▶ Task goal:
How many lines in the records below hold the string "title"? Answer with the number alone.

[Start of Entries shown]

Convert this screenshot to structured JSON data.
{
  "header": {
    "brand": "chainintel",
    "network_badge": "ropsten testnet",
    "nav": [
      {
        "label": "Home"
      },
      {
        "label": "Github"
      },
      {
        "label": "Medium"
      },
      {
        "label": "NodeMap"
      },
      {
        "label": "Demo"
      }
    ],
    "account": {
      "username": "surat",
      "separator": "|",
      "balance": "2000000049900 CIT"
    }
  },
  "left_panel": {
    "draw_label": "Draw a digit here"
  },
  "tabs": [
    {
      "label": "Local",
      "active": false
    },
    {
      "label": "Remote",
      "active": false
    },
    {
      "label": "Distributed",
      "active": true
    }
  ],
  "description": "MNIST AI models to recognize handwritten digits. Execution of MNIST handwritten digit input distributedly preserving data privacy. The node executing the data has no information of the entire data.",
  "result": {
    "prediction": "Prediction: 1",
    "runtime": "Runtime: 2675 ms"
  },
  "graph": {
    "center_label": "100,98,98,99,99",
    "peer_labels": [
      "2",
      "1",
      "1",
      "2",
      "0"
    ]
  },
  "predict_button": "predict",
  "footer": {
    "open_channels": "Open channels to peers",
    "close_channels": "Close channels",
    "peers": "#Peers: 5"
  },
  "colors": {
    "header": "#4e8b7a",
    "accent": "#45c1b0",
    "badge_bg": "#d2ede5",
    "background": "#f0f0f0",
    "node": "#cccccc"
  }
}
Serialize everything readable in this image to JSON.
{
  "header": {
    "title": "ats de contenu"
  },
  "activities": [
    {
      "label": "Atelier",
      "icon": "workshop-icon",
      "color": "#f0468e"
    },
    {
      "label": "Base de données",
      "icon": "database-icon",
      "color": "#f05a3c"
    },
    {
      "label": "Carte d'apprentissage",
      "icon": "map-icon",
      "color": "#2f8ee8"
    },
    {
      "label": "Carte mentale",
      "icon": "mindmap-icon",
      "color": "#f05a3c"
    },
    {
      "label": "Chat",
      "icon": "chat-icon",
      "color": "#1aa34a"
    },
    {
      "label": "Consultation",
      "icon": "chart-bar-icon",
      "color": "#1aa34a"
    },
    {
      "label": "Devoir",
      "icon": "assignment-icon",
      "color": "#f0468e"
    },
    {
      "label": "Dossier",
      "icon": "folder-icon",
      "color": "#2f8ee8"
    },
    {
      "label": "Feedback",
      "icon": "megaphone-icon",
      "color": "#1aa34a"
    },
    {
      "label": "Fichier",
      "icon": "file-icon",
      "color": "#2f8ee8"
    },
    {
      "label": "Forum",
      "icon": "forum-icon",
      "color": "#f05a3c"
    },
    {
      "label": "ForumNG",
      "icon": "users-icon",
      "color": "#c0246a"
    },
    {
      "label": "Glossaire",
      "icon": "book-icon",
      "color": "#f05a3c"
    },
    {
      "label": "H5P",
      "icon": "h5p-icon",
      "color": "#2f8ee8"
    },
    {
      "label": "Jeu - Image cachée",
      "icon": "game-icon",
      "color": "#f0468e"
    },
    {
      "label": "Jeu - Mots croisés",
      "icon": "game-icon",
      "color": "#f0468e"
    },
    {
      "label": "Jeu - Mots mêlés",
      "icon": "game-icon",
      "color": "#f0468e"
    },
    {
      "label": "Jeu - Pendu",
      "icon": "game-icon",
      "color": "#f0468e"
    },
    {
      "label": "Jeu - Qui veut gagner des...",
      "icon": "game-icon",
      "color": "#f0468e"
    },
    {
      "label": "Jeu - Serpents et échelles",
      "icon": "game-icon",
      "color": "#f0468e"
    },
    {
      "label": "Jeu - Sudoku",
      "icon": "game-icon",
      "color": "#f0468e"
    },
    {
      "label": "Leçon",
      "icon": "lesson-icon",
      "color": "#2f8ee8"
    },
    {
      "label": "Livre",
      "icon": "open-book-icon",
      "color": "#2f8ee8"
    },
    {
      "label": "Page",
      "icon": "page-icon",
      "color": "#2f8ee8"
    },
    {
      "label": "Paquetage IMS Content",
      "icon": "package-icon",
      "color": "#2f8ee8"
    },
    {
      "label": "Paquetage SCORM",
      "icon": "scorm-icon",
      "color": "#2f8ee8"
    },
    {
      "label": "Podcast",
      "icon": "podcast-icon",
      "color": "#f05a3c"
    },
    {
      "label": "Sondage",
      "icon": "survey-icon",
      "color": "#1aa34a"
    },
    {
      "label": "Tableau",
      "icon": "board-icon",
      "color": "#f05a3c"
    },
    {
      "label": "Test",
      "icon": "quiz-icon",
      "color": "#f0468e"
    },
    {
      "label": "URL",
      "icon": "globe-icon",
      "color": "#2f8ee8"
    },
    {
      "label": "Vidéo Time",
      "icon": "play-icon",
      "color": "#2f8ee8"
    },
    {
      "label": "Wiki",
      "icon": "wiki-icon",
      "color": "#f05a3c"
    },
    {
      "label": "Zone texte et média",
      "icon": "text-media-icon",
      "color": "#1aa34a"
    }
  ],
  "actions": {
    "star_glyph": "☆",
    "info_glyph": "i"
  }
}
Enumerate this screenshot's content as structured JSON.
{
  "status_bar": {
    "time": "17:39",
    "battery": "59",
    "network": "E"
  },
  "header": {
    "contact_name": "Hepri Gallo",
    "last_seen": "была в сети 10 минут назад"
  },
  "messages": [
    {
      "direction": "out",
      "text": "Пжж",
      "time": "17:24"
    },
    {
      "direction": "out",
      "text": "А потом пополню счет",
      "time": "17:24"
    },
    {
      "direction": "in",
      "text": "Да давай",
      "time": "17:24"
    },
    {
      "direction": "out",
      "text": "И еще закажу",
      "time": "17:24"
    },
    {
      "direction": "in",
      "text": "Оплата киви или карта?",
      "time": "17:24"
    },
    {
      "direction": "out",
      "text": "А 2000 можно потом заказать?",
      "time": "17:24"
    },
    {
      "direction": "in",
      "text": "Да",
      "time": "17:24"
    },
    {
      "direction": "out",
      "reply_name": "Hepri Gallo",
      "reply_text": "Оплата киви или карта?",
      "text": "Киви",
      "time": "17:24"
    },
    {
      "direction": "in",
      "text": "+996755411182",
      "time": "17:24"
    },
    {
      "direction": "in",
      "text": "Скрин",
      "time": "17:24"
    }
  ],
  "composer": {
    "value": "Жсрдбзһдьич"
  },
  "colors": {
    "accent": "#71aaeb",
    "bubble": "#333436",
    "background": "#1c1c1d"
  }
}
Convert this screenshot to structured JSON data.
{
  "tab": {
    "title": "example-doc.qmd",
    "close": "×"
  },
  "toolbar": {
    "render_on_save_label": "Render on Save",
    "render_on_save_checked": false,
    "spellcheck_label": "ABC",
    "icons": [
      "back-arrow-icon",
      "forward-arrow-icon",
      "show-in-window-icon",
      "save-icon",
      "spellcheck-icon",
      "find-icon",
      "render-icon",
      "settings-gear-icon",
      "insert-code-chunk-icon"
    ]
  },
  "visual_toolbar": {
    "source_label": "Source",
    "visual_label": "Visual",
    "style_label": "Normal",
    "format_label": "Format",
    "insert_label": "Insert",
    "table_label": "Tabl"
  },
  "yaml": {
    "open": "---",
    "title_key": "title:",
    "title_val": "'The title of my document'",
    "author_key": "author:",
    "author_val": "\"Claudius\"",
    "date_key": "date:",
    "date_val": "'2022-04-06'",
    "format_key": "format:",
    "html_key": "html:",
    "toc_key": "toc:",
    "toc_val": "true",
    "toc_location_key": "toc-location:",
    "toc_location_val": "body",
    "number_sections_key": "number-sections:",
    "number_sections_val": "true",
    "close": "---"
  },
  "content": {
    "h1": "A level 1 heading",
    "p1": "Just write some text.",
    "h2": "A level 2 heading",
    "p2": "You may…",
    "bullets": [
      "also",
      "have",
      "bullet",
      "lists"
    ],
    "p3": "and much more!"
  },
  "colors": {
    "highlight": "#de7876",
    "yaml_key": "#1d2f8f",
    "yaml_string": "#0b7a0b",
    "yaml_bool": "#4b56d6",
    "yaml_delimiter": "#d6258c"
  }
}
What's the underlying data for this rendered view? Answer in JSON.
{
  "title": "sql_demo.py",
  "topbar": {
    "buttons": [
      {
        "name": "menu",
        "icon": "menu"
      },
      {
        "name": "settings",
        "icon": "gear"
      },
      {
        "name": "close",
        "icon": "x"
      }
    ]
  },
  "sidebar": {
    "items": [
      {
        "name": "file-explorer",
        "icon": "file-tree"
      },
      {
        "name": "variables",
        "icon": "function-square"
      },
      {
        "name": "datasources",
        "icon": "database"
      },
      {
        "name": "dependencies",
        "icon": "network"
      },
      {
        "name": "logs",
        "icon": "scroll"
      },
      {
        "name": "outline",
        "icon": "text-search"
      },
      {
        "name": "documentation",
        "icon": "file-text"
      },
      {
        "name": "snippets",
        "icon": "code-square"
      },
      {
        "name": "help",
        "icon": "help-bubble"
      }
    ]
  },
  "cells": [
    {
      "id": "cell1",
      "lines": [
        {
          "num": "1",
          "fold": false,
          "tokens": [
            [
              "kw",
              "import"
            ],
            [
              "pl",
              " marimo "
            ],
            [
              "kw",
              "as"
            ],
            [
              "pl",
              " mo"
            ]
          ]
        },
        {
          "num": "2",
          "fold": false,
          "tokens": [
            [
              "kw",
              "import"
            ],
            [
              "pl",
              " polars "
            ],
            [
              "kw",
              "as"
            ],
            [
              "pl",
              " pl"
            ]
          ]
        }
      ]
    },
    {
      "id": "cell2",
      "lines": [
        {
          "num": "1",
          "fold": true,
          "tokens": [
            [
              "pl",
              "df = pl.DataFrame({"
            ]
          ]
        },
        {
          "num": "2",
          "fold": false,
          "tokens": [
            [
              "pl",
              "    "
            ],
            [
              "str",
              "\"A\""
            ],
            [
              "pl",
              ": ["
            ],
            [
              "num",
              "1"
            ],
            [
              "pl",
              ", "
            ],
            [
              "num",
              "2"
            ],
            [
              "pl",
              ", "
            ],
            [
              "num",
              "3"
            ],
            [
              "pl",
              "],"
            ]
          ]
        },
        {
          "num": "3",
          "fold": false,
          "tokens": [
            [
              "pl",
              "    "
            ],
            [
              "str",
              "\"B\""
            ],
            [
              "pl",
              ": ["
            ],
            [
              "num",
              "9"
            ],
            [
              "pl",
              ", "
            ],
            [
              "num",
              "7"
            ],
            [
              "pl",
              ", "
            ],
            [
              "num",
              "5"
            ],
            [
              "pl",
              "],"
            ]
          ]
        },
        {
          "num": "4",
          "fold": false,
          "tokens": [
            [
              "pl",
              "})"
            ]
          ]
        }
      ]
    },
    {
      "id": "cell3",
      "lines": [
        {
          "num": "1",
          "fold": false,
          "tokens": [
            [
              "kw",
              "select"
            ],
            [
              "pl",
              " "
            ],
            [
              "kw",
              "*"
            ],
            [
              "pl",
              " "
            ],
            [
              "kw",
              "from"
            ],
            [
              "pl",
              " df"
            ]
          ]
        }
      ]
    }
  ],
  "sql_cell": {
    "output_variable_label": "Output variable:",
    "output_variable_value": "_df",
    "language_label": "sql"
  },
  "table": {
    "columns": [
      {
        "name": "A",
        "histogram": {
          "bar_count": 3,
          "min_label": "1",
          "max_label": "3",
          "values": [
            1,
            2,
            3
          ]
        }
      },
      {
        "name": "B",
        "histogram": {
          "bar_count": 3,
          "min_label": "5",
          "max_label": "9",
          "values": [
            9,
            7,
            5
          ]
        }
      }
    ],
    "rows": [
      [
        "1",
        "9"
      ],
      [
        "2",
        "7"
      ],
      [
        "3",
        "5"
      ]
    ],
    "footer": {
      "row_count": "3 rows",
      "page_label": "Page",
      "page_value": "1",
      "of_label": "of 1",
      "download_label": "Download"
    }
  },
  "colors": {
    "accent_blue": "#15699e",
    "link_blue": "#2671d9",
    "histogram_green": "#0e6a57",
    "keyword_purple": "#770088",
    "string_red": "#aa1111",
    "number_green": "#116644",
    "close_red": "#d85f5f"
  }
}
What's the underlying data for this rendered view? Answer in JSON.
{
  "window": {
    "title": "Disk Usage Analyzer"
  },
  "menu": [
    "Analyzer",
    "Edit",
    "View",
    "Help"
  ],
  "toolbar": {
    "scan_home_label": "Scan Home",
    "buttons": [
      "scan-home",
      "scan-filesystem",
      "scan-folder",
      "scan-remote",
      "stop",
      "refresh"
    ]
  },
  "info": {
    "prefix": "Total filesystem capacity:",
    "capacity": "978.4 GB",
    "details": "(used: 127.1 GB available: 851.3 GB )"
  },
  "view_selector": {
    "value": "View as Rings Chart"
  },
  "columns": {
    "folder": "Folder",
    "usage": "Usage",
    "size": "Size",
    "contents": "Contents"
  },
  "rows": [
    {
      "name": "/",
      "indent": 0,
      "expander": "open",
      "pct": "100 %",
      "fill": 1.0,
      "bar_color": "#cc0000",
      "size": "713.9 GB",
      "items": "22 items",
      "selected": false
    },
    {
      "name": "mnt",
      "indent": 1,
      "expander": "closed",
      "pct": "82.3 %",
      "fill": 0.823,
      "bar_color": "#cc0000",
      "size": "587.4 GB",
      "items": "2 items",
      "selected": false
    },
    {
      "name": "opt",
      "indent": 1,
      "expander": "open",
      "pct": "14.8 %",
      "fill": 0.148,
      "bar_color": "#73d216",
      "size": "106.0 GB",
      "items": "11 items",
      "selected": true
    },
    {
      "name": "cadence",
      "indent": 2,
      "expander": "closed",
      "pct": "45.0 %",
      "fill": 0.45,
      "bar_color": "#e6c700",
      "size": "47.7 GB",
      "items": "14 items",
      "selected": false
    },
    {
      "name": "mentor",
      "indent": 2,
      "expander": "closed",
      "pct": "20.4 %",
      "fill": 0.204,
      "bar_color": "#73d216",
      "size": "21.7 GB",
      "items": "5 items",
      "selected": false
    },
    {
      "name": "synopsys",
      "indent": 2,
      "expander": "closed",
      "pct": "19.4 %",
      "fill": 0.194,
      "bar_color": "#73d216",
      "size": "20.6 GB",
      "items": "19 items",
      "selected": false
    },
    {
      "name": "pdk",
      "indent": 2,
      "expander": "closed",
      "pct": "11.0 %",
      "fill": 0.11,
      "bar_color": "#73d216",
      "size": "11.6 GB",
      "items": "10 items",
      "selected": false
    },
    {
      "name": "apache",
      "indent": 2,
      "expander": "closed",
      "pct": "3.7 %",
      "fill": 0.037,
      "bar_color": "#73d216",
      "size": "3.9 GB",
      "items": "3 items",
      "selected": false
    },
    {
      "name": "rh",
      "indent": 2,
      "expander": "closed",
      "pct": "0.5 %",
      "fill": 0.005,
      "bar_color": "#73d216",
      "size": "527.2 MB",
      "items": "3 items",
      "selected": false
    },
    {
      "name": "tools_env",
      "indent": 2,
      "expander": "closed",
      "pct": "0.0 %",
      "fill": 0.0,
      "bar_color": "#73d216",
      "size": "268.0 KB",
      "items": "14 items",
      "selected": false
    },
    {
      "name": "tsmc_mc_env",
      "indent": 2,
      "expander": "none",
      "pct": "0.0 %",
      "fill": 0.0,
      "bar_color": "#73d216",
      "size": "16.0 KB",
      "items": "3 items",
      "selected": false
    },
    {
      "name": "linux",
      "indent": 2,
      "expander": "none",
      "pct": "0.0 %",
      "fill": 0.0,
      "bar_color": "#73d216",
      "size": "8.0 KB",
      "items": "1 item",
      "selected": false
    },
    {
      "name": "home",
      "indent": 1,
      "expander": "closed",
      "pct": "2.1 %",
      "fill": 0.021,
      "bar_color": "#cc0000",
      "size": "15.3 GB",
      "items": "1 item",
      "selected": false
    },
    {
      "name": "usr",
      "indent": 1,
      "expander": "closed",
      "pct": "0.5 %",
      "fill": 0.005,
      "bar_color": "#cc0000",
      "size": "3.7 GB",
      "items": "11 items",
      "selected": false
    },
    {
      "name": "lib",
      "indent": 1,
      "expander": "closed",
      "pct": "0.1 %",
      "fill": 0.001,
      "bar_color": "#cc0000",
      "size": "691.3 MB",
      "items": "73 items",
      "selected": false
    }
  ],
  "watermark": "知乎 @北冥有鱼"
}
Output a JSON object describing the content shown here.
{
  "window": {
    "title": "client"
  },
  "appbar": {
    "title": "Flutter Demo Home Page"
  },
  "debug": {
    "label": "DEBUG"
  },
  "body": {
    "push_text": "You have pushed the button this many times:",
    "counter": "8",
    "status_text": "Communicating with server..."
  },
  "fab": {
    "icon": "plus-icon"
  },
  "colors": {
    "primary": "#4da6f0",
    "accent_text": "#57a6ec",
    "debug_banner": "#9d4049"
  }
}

[End of Entries shown]

▶ Answer to the exercise:
8